Exercise inputs ::
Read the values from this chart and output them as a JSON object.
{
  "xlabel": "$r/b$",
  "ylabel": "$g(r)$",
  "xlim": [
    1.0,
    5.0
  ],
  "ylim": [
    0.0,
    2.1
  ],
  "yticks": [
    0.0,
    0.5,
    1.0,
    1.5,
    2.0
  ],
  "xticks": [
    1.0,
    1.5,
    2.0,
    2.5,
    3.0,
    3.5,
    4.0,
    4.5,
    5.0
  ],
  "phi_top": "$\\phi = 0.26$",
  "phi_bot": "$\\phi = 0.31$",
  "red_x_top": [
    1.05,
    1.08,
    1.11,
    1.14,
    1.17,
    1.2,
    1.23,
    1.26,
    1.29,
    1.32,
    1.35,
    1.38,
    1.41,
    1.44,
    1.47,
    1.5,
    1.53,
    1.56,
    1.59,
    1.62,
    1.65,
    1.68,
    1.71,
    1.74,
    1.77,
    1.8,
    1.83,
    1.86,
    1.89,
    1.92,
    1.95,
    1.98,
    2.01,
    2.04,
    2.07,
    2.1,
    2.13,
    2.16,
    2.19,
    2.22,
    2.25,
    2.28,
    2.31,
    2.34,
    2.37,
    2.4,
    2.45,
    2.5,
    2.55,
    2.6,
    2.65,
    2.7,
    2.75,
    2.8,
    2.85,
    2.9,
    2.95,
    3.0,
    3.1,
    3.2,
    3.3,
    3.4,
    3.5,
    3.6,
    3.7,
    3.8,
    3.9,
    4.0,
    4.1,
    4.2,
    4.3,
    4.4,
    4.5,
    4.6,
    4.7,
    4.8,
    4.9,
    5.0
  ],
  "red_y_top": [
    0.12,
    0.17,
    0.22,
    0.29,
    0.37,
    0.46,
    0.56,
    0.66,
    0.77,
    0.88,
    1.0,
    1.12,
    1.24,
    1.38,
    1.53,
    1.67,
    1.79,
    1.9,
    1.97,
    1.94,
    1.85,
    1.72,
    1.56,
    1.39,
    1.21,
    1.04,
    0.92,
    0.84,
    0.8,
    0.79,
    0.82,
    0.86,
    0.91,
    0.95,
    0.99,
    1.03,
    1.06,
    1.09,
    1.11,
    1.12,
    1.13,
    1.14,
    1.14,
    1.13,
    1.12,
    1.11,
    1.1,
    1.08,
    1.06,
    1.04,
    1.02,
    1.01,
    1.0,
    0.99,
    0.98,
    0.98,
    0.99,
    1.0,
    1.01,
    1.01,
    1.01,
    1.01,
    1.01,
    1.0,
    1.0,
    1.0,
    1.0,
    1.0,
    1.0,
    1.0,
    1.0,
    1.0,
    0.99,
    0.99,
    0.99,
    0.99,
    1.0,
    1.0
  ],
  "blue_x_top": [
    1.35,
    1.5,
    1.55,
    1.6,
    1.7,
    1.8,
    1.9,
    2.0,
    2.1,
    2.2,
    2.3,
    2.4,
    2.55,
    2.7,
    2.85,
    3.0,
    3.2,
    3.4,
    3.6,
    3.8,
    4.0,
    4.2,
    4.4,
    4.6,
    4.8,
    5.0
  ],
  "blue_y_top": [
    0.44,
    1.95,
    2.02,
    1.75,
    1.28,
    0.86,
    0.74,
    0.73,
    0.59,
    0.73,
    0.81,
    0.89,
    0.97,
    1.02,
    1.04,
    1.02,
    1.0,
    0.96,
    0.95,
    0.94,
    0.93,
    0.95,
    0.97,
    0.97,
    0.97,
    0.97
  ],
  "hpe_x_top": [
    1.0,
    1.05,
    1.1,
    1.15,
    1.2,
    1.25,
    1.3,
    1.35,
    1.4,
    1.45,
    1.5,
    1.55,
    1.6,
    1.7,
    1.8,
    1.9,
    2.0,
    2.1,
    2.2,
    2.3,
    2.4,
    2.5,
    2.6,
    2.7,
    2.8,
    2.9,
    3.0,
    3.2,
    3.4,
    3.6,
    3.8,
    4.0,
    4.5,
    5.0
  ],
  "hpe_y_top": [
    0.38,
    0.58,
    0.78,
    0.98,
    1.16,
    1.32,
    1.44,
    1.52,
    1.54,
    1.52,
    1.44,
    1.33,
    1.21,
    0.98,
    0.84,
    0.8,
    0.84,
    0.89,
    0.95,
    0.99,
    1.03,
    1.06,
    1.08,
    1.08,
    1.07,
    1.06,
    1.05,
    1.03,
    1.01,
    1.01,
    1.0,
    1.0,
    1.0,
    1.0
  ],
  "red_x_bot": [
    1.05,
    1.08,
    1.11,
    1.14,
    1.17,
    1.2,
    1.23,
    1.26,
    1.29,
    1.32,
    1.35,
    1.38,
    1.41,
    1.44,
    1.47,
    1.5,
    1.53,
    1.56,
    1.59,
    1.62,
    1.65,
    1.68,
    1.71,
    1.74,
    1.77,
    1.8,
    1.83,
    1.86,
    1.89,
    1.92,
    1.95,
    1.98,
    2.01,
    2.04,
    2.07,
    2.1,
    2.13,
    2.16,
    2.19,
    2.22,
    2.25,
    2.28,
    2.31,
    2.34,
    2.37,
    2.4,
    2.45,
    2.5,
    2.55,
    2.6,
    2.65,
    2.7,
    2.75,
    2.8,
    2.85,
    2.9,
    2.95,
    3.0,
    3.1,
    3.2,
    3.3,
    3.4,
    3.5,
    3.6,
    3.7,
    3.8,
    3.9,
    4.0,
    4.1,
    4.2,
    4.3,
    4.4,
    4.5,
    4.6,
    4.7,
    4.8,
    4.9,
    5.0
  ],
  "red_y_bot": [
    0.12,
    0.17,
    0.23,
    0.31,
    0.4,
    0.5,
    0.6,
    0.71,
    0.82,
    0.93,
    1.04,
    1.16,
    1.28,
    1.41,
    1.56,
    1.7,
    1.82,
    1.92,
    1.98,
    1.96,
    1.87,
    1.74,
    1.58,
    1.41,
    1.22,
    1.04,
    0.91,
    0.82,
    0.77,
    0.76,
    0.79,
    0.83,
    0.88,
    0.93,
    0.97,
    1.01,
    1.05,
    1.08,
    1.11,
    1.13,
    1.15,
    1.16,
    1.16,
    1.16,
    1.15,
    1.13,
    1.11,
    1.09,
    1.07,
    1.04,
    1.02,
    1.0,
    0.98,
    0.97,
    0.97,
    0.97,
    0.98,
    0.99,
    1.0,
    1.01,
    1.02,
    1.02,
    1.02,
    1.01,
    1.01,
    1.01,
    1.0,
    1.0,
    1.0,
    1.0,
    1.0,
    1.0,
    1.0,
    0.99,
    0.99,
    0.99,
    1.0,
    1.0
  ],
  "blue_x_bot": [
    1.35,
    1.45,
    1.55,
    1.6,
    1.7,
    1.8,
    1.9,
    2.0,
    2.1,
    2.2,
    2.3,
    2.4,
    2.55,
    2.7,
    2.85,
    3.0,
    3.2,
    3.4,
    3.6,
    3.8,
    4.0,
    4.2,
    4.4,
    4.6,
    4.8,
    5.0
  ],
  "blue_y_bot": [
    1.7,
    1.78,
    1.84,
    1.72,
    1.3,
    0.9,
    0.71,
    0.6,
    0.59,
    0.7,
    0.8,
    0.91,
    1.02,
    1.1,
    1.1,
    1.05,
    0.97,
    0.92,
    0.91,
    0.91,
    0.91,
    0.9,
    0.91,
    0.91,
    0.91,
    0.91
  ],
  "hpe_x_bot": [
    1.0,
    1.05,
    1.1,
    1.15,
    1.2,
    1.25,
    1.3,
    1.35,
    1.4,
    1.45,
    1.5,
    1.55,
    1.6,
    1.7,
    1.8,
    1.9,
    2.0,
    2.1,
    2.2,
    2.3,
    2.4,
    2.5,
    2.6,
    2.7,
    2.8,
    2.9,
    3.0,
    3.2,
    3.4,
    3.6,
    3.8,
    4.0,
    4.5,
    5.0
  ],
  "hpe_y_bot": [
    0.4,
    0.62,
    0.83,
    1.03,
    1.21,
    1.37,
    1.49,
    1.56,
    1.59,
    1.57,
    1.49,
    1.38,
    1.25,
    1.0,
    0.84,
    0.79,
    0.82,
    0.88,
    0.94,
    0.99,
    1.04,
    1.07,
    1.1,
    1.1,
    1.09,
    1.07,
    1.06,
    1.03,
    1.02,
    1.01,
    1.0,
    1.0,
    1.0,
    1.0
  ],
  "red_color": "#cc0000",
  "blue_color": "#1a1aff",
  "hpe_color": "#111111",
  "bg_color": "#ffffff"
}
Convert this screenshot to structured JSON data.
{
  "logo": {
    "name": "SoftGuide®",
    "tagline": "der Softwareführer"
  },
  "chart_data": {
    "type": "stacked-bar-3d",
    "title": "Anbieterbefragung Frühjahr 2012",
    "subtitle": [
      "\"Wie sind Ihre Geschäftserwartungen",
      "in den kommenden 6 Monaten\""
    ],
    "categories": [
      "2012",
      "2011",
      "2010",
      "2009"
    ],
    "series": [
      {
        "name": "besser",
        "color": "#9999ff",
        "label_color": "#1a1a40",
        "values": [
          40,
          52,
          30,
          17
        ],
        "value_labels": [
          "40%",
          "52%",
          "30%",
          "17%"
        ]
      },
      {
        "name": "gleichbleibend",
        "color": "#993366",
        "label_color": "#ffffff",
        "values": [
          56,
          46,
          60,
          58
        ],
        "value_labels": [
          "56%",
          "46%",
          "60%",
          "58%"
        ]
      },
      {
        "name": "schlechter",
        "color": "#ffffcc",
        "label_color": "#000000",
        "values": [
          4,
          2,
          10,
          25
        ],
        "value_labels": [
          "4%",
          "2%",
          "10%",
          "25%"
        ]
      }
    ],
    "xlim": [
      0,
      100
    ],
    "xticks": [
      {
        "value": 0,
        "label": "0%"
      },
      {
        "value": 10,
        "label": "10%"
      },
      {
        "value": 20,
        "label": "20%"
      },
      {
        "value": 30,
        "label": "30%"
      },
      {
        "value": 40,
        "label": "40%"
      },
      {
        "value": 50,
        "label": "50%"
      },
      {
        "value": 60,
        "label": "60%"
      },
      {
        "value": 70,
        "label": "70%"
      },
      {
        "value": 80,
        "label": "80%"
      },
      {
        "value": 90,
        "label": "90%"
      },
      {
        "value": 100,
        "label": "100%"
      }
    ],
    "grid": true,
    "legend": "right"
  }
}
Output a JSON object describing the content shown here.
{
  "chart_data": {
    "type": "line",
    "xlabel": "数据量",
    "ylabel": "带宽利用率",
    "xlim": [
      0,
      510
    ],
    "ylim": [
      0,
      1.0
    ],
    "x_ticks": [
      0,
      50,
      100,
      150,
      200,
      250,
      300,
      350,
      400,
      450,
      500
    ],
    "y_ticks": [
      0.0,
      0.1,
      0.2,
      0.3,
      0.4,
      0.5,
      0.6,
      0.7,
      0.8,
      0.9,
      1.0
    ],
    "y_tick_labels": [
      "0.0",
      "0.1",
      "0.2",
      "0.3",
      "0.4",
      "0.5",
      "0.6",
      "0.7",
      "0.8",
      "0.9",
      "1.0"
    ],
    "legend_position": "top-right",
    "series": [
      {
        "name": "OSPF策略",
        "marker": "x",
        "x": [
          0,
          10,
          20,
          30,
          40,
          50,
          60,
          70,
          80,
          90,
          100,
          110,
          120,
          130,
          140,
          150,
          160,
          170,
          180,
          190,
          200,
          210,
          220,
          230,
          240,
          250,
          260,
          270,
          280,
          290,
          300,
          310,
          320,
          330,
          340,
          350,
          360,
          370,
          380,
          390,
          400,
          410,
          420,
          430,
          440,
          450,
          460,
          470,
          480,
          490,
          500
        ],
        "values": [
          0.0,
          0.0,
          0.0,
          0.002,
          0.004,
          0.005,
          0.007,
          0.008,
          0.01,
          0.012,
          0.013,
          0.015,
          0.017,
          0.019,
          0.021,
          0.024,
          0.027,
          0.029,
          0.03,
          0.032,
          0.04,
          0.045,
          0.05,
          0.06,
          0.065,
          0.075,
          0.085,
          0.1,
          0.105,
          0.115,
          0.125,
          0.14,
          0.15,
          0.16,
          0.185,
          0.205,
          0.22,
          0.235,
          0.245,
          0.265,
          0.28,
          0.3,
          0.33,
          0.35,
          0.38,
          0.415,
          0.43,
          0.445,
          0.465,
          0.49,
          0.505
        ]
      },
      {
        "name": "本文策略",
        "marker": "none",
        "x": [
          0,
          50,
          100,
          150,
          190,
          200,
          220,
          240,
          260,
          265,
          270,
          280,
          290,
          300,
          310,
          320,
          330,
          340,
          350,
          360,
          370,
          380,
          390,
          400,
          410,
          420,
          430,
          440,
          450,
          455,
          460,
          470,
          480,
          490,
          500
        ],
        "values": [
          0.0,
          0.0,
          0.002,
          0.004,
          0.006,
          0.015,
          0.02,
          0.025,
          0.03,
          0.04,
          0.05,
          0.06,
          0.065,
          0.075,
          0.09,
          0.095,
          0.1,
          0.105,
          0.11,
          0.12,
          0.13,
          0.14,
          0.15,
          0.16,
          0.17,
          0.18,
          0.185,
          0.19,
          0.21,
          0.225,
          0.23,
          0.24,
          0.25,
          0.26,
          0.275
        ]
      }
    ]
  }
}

Aim :: Copy down every line of the entries containing the word "this".

Full output ::
Read the values from this chart and output them as a JSON object.
Convert this screenshot to structured JSON data.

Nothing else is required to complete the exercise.